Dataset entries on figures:
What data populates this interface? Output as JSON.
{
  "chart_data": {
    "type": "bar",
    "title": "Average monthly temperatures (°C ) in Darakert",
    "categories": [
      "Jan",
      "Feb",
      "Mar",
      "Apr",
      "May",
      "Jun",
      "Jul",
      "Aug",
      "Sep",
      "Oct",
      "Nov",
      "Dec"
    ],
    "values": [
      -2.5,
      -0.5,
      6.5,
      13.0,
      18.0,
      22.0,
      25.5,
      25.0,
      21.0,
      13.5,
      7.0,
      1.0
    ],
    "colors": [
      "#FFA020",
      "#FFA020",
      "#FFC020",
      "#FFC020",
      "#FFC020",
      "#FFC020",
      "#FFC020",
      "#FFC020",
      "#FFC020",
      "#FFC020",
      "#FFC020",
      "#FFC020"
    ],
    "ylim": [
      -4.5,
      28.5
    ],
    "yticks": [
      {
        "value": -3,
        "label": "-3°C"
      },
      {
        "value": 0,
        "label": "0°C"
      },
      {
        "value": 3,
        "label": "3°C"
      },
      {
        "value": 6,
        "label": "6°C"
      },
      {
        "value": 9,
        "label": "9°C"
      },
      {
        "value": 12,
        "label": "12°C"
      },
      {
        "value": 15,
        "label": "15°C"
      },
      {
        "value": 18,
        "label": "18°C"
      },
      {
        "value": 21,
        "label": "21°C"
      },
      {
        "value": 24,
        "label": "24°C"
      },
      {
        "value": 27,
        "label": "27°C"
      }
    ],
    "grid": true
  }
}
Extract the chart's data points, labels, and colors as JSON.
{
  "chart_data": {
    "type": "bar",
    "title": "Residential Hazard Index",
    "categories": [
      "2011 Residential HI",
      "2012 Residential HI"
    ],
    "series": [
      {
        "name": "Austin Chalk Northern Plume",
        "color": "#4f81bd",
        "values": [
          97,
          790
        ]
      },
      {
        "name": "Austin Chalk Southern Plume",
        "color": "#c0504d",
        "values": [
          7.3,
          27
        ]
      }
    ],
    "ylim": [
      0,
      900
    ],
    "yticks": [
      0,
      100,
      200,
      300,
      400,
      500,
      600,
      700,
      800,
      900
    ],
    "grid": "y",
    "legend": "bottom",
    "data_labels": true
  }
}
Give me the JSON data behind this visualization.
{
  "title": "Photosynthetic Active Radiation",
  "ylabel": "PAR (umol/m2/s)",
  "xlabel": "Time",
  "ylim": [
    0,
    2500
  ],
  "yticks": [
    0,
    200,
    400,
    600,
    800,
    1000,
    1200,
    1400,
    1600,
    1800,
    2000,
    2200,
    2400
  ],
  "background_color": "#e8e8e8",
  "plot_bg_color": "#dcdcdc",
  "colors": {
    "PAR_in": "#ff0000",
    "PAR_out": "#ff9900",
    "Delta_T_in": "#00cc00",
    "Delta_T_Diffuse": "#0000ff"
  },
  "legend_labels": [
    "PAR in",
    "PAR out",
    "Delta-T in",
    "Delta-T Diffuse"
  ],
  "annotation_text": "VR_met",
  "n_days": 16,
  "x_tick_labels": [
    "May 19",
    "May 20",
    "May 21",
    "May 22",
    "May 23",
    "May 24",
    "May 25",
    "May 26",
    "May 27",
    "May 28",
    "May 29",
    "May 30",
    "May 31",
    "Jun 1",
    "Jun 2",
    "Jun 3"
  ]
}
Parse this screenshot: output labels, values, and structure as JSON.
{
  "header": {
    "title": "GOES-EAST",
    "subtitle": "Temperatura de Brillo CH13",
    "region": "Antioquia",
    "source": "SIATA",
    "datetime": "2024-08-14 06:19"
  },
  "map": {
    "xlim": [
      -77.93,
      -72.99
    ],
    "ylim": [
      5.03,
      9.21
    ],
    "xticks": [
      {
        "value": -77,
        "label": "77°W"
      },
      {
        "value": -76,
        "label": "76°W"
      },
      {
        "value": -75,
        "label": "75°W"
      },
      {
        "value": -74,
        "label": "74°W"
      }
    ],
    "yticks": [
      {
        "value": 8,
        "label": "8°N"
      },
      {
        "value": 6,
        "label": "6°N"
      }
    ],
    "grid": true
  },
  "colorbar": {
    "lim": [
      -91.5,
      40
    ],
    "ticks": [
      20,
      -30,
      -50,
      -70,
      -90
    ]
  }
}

To be done:
Return every line in the listing that contains the word "JSON".

Exercise result:
What data populates this interface? Output as JSON.
Extract the chart's data points, labels, and colors as JSON.
Give me the JSON data behind this visualization.
Parse this screenshot: output labels, values, and structure as JSON.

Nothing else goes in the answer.